» **SET TASK**: Locate and copy all lines bearing the word "from".

— start of MATERIAL —

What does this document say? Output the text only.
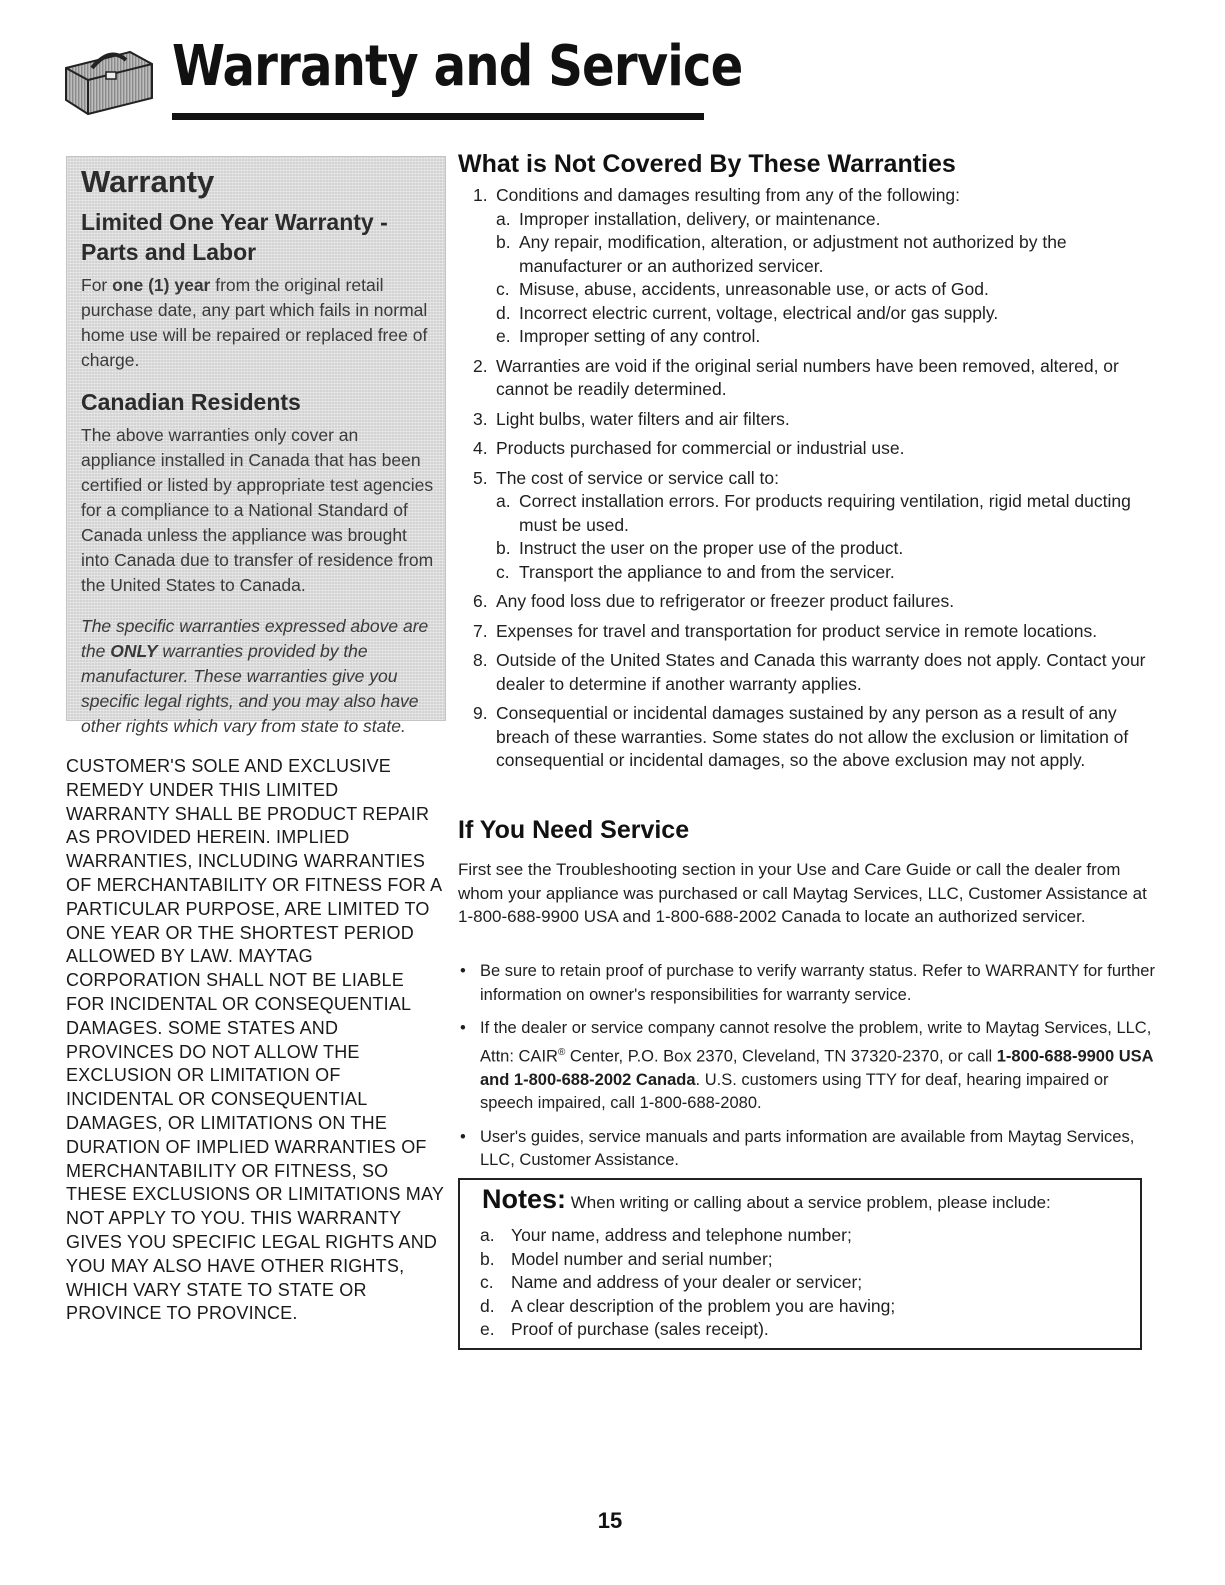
Warranty and Service
Warranty
Limited One Year Warranty - Parts and Labor

For one (1) year from the original retail purchase date, any part which fails in normal home use will be repaired or replaced free of charge.

Canadian Residents

The above warranties only cover an appliance installed in Canada that has been certified or listed by appropriate test agencies for a compliance to a National Standard of Canada unless the appliance was brought into Canada due to transfer of residence from the United States to Canada.

The specific warranties expressed above are the ONLY warranties provided by the manufacturer. These warranties give you specific legal rights, and you may also have other rights which vary from state to state.

CUSTOMER'S SOLE AND EXCLUSIVE REMEDY UNDER THIS LIMITED WARRANTY SHALL BE PRODUCT REPAIR AS PROVIDED HEREIN. IMPLIED WARRANTIES, INCLUDING WARRANTIES OF MERCHANTABILITY OR FITNESS FOR A PARTICULAR PURPOSE, ARE LIMITED TO ONE YEAR OR THE SHORTEST PERIOD ALLOWED BY LAW. MAYTAG CORPORATION SHALL NOT BE LIABLE FOR INCIDENTAL OR CONSEQUENTIAL DAMAGES. SOME STATES AND PROVINCES DO NOT ALLOW THE EXCLUSION OR LIMITATION OF INCIDENTAL OR CONSEQUENTIAL DAMAGES, OR LIMITATIONS ON THE DURATION OF IMPLIED WARRANTIES OF MERCHANTABILITY OR FITNESS, SO THESE EXCLUSIONS OR LIMITATIONS MAY NOT APPLY TO YOU. THIS WARRANTY GIVES YOU SPECIFIC LEGAL RIGHTS AND YOU MAY ALSO HAVE OTHER RIGHTS, WHICH VARY STATE TO STATE OR PROVINCE TO PROVINCE.

What is Not Covered By These Warranties
1. Conditions and damages resulting from any of the following:
a. Improper installation, delivery, or maintenance.
b. Any repair, modification, alteration, or adjustment not authorized by the manufacturer or an authorized servicer.
c. Misuse, abuse, accidents, unreasonable use, or acts of God.
d. Incorrect electric current, voltage, electrical and/or gas supply.
e. Improper setting of any control.
2. Warranties are void if the original serial numbers have been removed, altered, or cannot be readily determined.
3. Light bulbs, water filters and air filters.
4. Products purchased for commercial or industrial use.
5. The cost of service or service call to:
a. Correct installation errors. For products requiring ventilation, rigid metal ducting must be used.
b. Instruct the user on the proper use of the product.
c. Transport the appliance to and from the servicer.
6. Any food loss due to refrigerator or freezer product failures.
7. Expenses for travel and transportation for product service in remote locations.
8. Outside of the United States and Canada this warranty does not apply. Contact your dealer to determine if another warranty applies.
9. Consequential or incidental damages sustained by any person as a result of any breach of these warranties. Some states do not allow the exclusion or limitation of consequential or incidental damages, so the above exclusion may not apply.
If You Need Service

First see the Troubleshooting section in your Use and Care Guide or call the dealer from whom your appliance was purchased or call Maytag Services, LLC, Customer Assistance at 1-800-688-9900 USA and 1-800-688-2002 Canada to locate an authorized servicer.

• Be sure to retain proof of purchase to verify warranty status. Refer to WARRANTY for further information on owner's responsibilities for warranty service.
• If the dealer or service company cannot resolve the problem, write to Maytag Services, LLC, Attn: CAIR® Center, P.O. Box 2370, Cleveland, TN 37320-2370, or call 1-800-688-9900 USA and 1-800-688-2002 Canada. U.S. customers using TTY for deaf, hearing impaired or speech impaired, call 1-800-688-2080.
• User's guides, service manuals and parts information are available from Maytag Services, LLC, Customer Assistance.
Notes: When writing or calling about a service problem, please include:
a. Your name, address and telephone number;
b. Model number and serial number;
c. Name and address of your dealer or servicer;
d. A clear description of the problem you are having;
e. Proof of purchase (sales receipt).
15
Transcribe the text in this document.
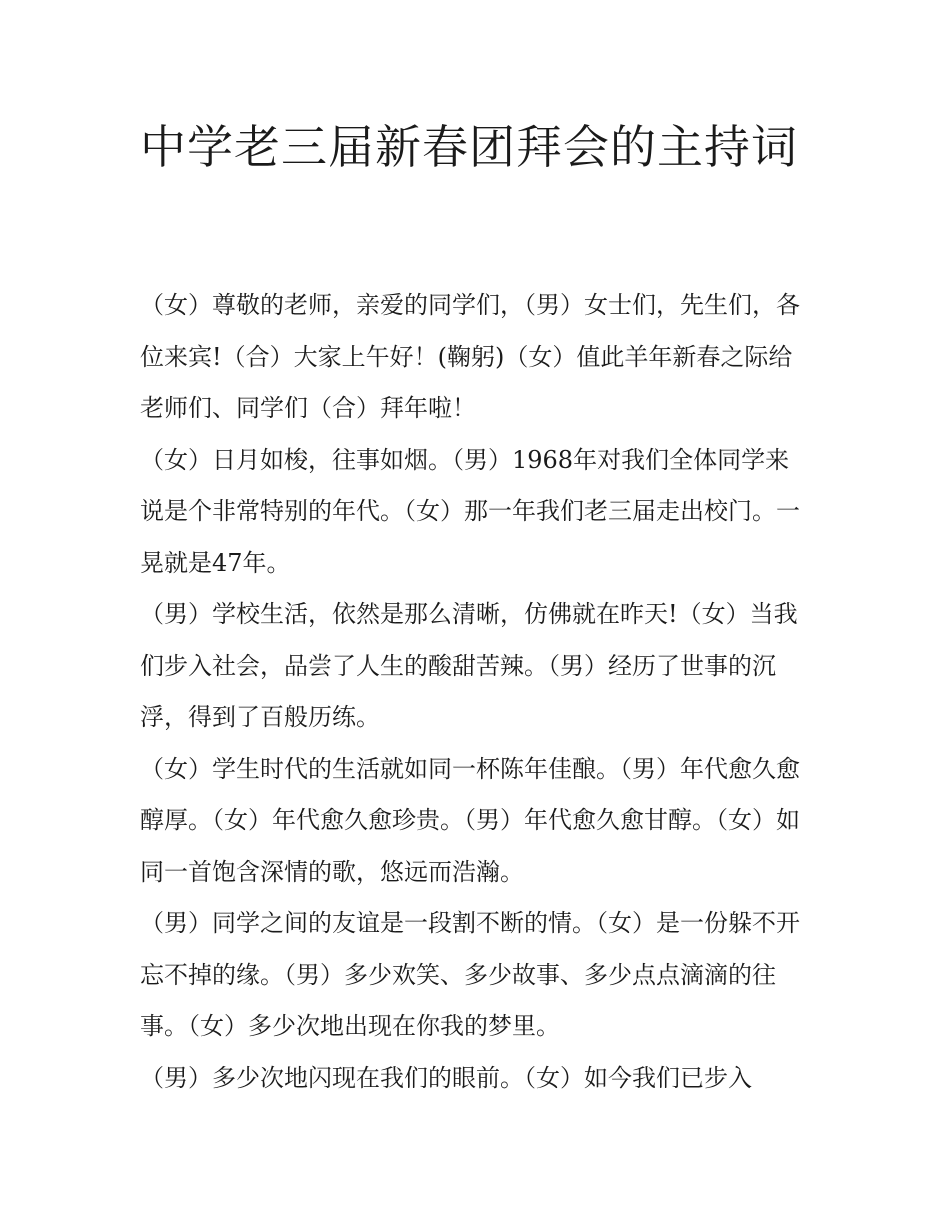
中学老三届新春团拜会的主持词

（女）尊敬的老师，亲爱的同学们，（男）女士们，先生们，各位来宾!（合）大家上午好！(鞠躬)（女）值此羊年新春之际给老师们、同学们（合）拜年啦！

（女）日月如梭，往事如烟。（男）1968年对我们全体同学来说是个非常特别的年代。（女）那一年我们老三届走出校门。一晃就是47年。

（男）学校生活，依然是那么清晰，仿佛就在昨天!（女）当我们步入社会，品尝了人生的酸甜苦辣。（男）经历了世事的沉浮，得到了百般历练。

（女）学生时代的生活就如同一杯陈年佳酿。（男）年代愈久愈醇厚。（女）年代愈久愈珍贵。（男）年代愈久愈甘醇。（女）如同一首饱含深情的歌，悠远而浩瀚。

（男）同学之间的友谊是一段割不断的情。（女）是一份躲不开忘不掉的缘。（男）多少欢笑、多少故事、多少点点滴滴的往事。（女）多少次地出现在你我的梦里。

（男）多少次地闪现在我们的眼前。（女）如今我们已步入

— end of MATERIAL —

» **REPLY**:
For one (1) year from the original retail purchase date, any part which fails in normal home use will be repaired or replaced free of charge.
The above warranties only cover an appliance installed in Canada that has been certified or listed by appropriate test agencies for a compliance to a National Standard of Canada unless the appliance was brought into Canada due to transfer of residence from the United States to Canada.
The specific warranties expressed above are the ONLY warranties provided by the manufacturer. These warranties give you specific legal rights, and you may also have other rights which vary from state to state.
1. Conditions and damages resulting from any of the following:
c. Transport the appliance to and from the servicer.
First see the Troubleshooting section in your Use and Care Guide or call the dealer from whom your appliance was purchased or call Maytag Services, LLC, Customer Assistance at 1-800-688-9900 USA and 1-800-688-2002 Canada to locate an authorized servicer.
• User's guides, service manuals and parts information are available from Maytag Services, LLC, Customer Assistance.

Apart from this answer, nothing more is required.